(Figure dataset records)
-- Start --

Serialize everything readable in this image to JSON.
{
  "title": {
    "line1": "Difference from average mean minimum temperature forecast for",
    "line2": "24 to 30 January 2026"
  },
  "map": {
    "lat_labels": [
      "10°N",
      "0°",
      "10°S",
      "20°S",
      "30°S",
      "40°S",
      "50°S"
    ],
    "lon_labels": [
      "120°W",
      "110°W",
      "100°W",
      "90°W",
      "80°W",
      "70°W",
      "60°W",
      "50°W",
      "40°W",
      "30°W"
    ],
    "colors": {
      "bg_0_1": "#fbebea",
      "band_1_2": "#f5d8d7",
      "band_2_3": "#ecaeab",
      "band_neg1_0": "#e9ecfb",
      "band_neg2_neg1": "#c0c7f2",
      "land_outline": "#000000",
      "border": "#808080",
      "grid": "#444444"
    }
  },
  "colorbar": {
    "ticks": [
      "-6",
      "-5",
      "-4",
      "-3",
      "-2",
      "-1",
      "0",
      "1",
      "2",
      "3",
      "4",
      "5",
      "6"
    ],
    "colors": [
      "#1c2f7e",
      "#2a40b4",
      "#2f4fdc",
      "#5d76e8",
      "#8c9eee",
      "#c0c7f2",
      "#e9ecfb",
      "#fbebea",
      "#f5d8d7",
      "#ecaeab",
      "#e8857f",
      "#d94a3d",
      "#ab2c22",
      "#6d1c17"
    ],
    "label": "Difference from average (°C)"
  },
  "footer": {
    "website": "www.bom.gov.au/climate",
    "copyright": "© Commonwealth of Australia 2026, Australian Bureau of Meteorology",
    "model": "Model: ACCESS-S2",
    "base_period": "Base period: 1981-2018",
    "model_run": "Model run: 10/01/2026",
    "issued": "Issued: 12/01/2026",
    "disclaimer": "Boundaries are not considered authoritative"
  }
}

-- End --

**Brief**
Scan the entries above. Copy each line that has the string "Model".

**Right answer**
    "model": "Model: ACCESS-S2",
    "model_run": "Model run: 10/01/2026",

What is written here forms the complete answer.